(Layout element entries)
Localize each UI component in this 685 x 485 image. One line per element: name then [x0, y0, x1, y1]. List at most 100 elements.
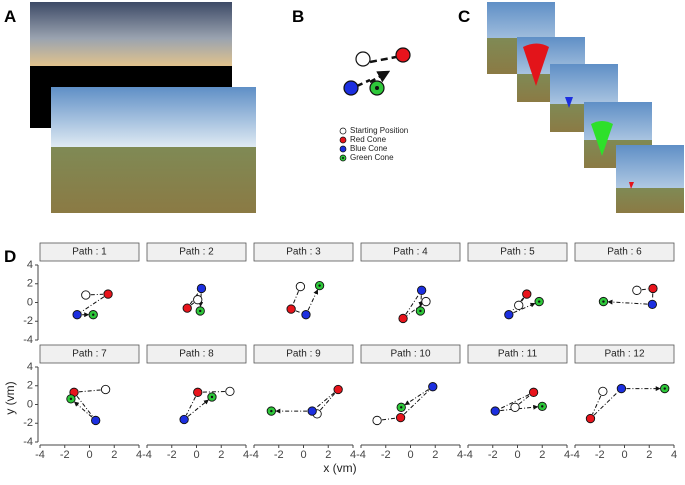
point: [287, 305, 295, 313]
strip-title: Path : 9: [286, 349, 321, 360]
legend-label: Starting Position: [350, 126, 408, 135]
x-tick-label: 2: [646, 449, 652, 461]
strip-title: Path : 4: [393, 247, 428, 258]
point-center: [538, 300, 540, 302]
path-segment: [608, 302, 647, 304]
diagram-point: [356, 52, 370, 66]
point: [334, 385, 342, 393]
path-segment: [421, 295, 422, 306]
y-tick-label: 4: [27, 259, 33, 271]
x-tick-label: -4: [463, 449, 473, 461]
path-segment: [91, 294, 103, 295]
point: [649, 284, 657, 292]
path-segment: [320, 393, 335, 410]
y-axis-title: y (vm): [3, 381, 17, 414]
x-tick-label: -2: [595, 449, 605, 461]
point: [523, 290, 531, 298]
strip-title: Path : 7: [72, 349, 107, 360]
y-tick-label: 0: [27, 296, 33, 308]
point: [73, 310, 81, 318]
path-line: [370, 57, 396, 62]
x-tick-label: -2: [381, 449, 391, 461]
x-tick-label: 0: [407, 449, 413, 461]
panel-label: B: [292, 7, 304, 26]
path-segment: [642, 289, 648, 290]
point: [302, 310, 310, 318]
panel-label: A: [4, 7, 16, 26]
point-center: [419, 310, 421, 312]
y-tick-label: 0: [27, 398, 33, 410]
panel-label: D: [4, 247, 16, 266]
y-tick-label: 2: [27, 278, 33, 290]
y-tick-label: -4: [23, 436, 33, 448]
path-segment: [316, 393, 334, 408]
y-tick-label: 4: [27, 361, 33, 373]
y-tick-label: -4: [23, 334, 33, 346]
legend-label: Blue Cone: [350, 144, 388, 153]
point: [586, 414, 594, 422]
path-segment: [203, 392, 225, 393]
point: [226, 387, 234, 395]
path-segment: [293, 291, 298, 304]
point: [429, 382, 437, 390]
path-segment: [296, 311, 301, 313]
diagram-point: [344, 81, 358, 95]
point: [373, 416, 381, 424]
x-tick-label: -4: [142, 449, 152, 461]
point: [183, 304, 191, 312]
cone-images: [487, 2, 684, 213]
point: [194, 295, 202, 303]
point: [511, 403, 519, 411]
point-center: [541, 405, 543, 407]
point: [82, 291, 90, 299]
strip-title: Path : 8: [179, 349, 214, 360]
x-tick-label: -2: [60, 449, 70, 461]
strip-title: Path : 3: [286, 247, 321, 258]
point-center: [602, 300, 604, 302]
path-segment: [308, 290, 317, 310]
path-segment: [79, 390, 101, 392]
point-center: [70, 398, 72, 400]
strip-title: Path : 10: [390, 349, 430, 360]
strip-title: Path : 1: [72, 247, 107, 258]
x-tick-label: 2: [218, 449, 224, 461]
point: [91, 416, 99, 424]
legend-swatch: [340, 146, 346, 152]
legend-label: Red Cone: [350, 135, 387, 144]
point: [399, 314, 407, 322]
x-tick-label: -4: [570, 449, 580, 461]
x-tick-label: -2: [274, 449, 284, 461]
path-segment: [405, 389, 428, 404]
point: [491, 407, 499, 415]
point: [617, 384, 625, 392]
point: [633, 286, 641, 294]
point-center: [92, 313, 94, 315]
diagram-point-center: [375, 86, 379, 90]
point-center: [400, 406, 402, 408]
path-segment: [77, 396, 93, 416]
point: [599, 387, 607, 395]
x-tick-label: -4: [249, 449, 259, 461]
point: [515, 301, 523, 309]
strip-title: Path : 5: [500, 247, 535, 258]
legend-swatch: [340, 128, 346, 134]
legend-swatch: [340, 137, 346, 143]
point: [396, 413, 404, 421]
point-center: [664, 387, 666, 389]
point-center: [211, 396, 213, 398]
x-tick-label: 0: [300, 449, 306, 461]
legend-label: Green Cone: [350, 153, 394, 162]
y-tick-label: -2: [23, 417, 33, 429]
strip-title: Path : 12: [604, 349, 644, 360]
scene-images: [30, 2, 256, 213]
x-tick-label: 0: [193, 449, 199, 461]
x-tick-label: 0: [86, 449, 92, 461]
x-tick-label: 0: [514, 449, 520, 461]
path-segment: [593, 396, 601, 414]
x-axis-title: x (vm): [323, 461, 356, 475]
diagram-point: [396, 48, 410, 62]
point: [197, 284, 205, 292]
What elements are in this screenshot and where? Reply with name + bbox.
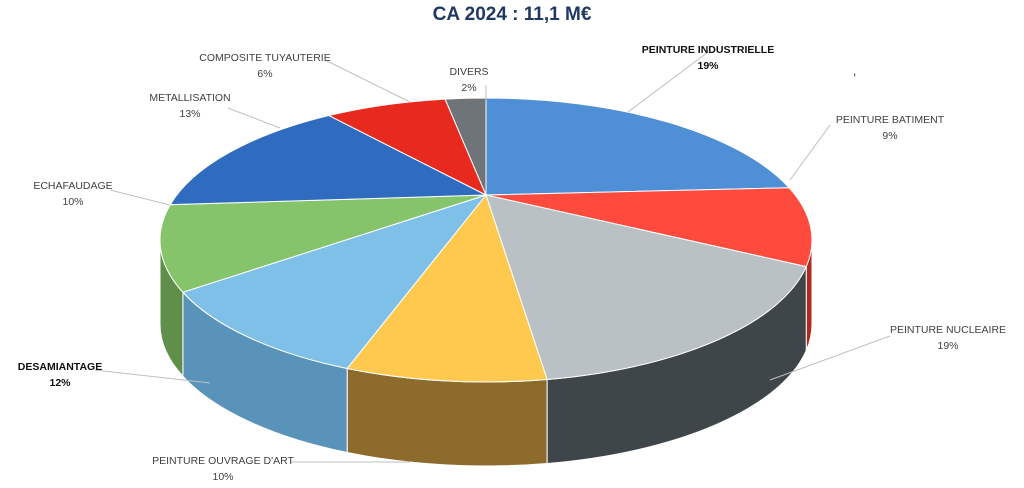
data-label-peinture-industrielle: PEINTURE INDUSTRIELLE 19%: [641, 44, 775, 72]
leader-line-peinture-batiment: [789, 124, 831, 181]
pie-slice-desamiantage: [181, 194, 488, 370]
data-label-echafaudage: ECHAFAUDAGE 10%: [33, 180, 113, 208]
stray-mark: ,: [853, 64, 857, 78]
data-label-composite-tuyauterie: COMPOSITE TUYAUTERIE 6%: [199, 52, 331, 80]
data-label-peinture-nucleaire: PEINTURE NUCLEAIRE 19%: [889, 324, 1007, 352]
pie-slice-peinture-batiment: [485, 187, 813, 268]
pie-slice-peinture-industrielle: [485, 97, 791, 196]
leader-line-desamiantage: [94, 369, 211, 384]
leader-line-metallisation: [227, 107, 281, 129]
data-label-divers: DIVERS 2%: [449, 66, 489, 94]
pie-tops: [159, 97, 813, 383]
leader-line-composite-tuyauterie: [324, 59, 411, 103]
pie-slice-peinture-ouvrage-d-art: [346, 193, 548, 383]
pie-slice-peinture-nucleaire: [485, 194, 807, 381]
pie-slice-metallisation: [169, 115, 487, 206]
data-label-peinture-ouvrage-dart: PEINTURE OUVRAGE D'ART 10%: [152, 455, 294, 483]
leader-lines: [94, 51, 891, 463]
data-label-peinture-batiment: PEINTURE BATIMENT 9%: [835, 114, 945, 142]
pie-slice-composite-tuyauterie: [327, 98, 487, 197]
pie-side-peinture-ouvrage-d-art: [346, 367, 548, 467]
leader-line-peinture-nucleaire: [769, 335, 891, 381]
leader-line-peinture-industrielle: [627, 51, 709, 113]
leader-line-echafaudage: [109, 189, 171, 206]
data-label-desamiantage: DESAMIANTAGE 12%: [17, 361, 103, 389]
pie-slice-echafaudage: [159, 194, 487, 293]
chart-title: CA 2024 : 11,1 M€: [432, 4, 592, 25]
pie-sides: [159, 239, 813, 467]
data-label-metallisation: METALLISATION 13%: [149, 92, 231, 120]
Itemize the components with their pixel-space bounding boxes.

> [AIM OF THE EXERCISE]:
Copy the lines from the one containing "point: [287, 305, 295, 313]" through the one containing "path-segment: [203, 392, 225, 393]", both included, and substitute "facet-title" for every "strip-title" while leaving everything else unchanged.

> [EXPECTED ANSWER]:
point: [287, 305, 295, 313]
facet-title: Path : 9: [286, 349, 321, 360]
legend-label: Starting Position: [350, 126, 408, 135]
x-tick-label: 2: [646, 449, 652, 461]
facet-title: Path : 4: [393, 247, 428, 258]
point-center: [538, 300, 540, 302]
path-segment: [608, 302, 647, 304]
diagram-point: [356, 52, 370, 66]
point: [334, 385, 342, 393]
path-segment: [421, 295, 422, 306]
y-tick-label: 4: [27, 259, 33, 271]
x-tick-label: -4: [463, 449, 473, 461]
path-segment: [91, 294, 103, 295]
point: [649, 284, 657, 292]
path-segment: [320, 393, 335, 410]
y-axis-title: y (vm): [3, 381, 17, 414]
x-tick-label: -2: [595, 449, 605, 461]
point: [523, 290, 531, 298]
facet-title: Path : 7: [72, 349, 107, 360]
y-tick-label: 0: [27, 296, 33, 308]
point: [73, 310, 81, 318]
path-line: [370, 57, 396, 62]
x-tick-label: -2: [381, 449, 391, 461]
x-tick-label: 0: [407, 449, 413, 461]
panel-label: B: [292, 7, 304, 26]
path-segment: [642, 289, 648, 290]
point: [302, 310, 310, 318]
panel-label: A: [4, 7, 16, 26]
point-center: [419, 310, 421, 312]
y-tick-label: 0: [27, 398, 33, 410]
panel-label: D: [4, 247, 16, 266]
y-tick-label: 2: [27, 278, 33, 290]
y-tick-label: -4: [23, 436, 33, 448]
path-segment: [316, 393, 334, 408]
y-tick-label: 4: [27, 361, 33, 373]
y-tick-label: -4: [23, 334, 33, 346]
legend-label: Blue Cone: [350, 144, 388, 153]
point: [586, 414, 594, 422]
path-segment: [203, 392, 225, 393]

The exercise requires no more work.